• **WHAT IS NEEDED**: Can you print the data exactly and leave out each image?

• **RECORD SET**:
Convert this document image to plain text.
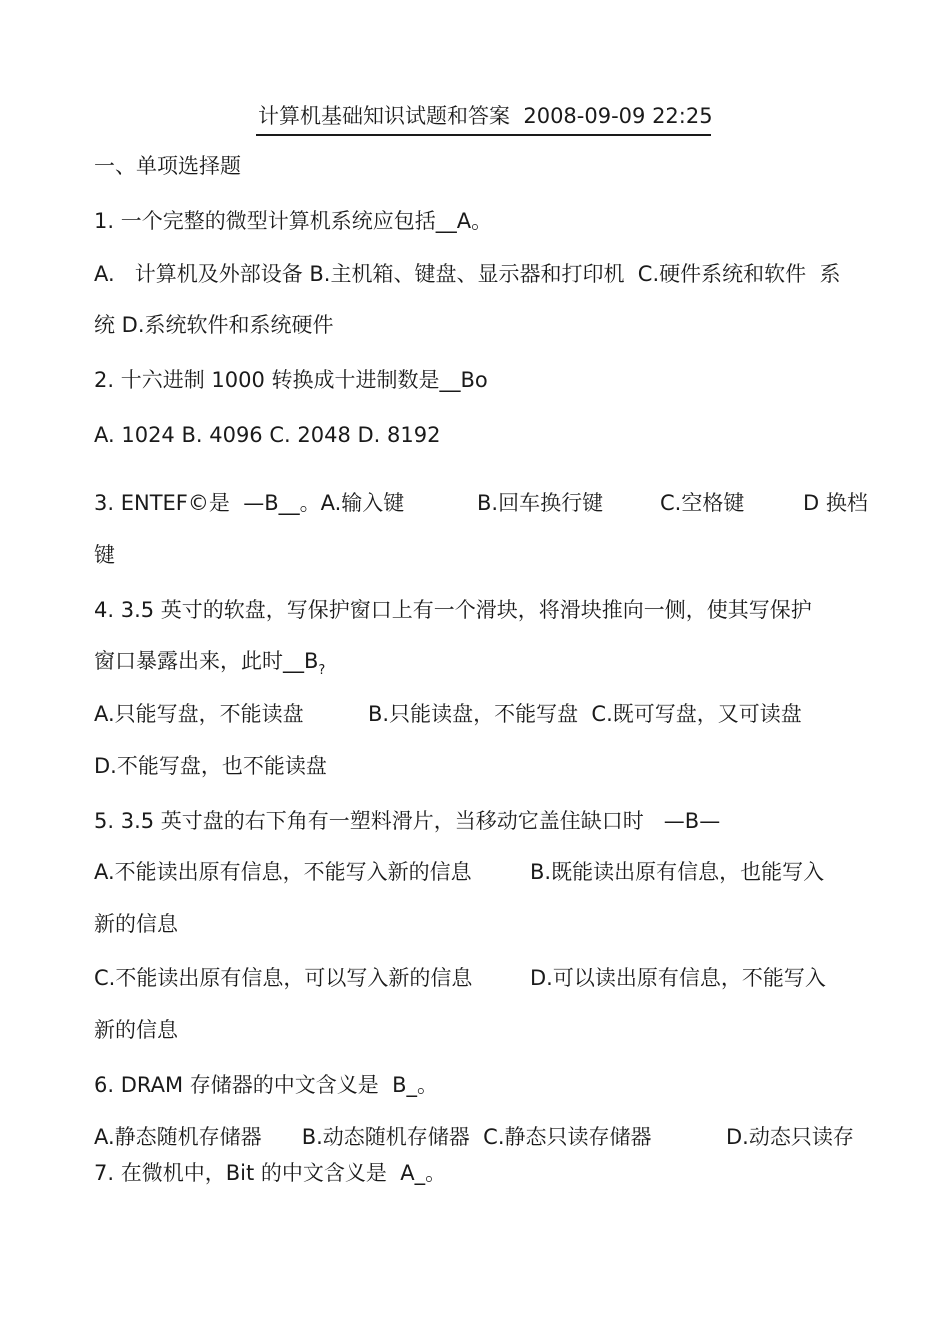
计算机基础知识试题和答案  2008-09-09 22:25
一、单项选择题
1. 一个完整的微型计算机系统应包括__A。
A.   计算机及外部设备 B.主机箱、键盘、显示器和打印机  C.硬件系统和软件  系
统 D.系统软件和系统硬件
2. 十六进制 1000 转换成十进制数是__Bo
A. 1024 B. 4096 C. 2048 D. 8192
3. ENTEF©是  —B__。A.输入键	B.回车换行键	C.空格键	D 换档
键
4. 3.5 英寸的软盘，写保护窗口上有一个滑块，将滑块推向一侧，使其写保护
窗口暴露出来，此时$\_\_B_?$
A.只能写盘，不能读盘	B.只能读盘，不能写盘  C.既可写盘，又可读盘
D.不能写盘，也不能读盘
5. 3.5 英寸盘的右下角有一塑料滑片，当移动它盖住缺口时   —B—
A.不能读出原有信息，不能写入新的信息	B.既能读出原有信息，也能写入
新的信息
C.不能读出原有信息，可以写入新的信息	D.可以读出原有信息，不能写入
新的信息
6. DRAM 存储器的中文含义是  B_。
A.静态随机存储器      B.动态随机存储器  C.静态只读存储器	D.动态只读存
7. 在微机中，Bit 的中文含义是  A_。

• **RESULT OF THIS EXERCISE**:
Convert this document image to plain text.
计算机基础知识试题和答案  2008-09-09 22:25
一、单项选择题
1. 一个完整的微型计算机系统应包括__A。
A.   计算机及外部设备 B.主机箱、键盘、显示器和打印机  C.硬件系统和软件  系
统 D.系统软件和系统硬件
2. 十六进制 1000 转换成十进制数是__Bo
A. 1024 B. 4096 C. 2048 D. 8192
3. ENTEF©是  —B__。A.输入键	B.回车换行键	C.空格键	D 换档
键
4. 3.5 英寸的软盘，写保护窗口上有一个滑块，将滑块推向一侧，使其写保护
窗口暴露出来，此时$\_\_B_?$
A.只能写盘，不能读盘	B.只能读盘，不能写盘  C.既可写盘，又可读盘
D.不能写盘，也不能读盘
5. 3.5 英寸盘的右下角有一塑料滑片，当移动它盖住缺口时   —B—
A.不能读出原有信息，不能写入新的信息	B.既能读出原有信息，也能写入
新的信息
C.不能读出原有信息，可以写入新的信息	D.可以读出原有信息，不能写入
新的信息
6. DRAM 存储器的中文含义是  B_。
A.静态随机存储器      B.动态随机存储器  C.静态只读存储器	D.动态只读存
7. 在微机中，Bit 的中文含义是  A_。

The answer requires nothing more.